(What the task requires) Output all the material that follows, exactly as given.
:: Material supplied ::
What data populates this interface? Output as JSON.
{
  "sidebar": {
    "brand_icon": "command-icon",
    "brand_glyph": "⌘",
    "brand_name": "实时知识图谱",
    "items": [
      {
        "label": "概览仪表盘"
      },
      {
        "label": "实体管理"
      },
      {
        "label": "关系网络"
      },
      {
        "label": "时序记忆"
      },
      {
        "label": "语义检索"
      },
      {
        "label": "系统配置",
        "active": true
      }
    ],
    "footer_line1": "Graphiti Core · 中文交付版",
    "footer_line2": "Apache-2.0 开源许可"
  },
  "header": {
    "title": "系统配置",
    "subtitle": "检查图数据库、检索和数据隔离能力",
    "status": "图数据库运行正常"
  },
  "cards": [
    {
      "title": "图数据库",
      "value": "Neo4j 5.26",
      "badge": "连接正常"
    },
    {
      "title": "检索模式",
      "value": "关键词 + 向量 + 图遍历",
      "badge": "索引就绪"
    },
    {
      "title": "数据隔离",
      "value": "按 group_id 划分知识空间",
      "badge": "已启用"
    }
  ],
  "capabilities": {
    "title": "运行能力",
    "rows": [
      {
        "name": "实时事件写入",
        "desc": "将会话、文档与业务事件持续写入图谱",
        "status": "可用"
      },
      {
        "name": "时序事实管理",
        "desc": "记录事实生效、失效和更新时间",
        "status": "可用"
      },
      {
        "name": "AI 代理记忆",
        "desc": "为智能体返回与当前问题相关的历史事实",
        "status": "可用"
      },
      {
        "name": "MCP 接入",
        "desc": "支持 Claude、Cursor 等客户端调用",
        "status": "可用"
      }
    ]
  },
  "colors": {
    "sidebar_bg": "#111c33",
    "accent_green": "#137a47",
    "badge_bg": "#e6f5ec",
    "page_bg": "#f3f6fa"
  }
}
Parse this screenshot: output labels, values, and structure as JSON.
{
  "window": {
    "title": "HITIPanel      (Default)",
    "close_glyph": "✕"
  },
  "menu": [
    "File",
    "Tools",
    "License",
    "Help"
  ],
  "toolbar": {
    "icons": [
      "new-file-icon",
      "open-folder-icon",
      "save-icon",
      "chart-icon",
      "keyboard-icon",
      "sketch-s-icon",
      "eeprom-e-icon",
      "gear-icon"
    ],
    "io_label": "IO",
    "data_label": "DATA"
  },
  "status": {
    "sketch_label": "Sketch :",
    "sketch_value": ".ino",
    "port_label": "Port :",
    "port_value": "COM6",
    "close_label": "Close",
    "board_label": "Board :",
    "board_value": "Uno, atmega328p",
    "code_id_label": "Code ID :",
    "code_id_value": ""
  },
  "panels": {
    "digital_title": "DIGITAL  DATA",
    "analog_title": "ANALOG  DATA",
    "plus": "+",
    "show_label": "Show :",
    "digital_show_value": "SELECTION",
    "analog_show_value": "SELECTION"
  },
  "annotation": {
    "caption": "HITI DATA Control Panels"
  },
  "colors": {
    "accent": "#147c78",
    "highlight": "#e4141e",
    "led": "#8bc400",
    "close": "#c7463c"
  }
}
:::
(Response to the exercise)
What data populates this interface? Output as JSON.
{
  "sidebar": {
    "brand_icon": "command-icon",
    "brand_glyph": "⌘",
    "brand_name": "实时知识图谱",
    "items": [
      {
        "label": "概览仪表盘"
      },
      {
        "label": "实体管理"
      },
      {
        "label": "关系网络"
      },
      {
        "label": "时序记忆"
      },
      {
        "label": "语义检索"
      },
      {
        "label": "系统配置",
        "active": true
      }
    ],
    "footer_line1": "Graphiti Core · 中文交付版",
    "footer_line2": "Apache-2.0 开源许可"
  },
  "header": {
    "title": "系统配置",
    "subtitle": "检查图数据库、检索和数据隔离能力",
    "status": "图数据库运行正常"
  },
  "cards": [
    {
      "title": "图数据库",
      "value": "Neo4j 5.26",
      "badge": "连接正常"
    },
    {
      "title": "检索模式",
      "value": "关键词 + 向量 + 图遍历",
      "badge": "索引就绪"
    },
    {
      "title": "数据隔离",
      "value": "按 group_id 划分知识空间",
      "badge": "已启用"
    }
  ],
  "capabilities": {
    "title": "运行能力",
    "rows": [
      {
        "name": "实时事件写入",
        "desc": "将会话、文档与业务事件持续写入图谱",
        "status": "可用"
      },
      {
        "name": "时序事实管理",
        "desc": "记录事实生效、失效和更新时间",
        "status": "可用"
      },
      {
        "name": "AI 代理记忆",
        "desc": "为智能体返回与当前问题相关的历史事实",
        "status": "可用"
      },
      {
        "name": "MCP 接入",
        "desc": "支持 Claude、Cursor 等客户端调用",
        "status": "可用"
      }
    ]
  },
  "colors": {
    "sidebar_bg": "#111c33",
    "accent_green": "#137a47",
    "badge_bg": "#e6f5ec",
    "page_bg": "#f3f6fa"
  }
}
Parse this screenshot: output labels, values, and structure as JSON.
{
  "window": {
    "title": "HITIPanel      (Default)",
    "close_glyph": "✕"
  },
  "menu": [
    "File",
    "Tools",
    "License",
    "Help"
  ],
  "toolbar": {
    "icons": [
      "new-file-icon",
      "open-folder-icon",
      "save-icon",
      "chart-icon",
      "keyboard-icon",
      "sketch-s-icon",
      "eeprom-e-icon",
      "gear-icon"
    ],
    "io_label": "IO",
    "data_label": "DATA"
  },
  "status": {
    "sketch_label": "Sketch :",
    "sketch_value": ".ino",
    "port_label": "Port :",
    "port_value": "COM6",
    "close_label": "Close",
    "board_label": "Board :",
    "board_value": "Uno, atmega328p",
    "code_id_label": "Code ID :",
    "code_id_value": ""
  },
  "panels": {
    "digital_title": "DIGITAL  DATA",
    "analog_title": "ANALOG  DATA",
    "plus": "+",
    "show_label": "Show :",
    "digital_show_value": "SELECTION",
    "analog_show_value": "SELECTION"
  },
  "annotation": {
    "caption": "HITI DATA Control Panels"
  },
  "colors": {
    "accent": "#147c78",
    "highlight": "#e4141e",
    "led": "#8bc400",
    "close": "#c7463c"
  }
}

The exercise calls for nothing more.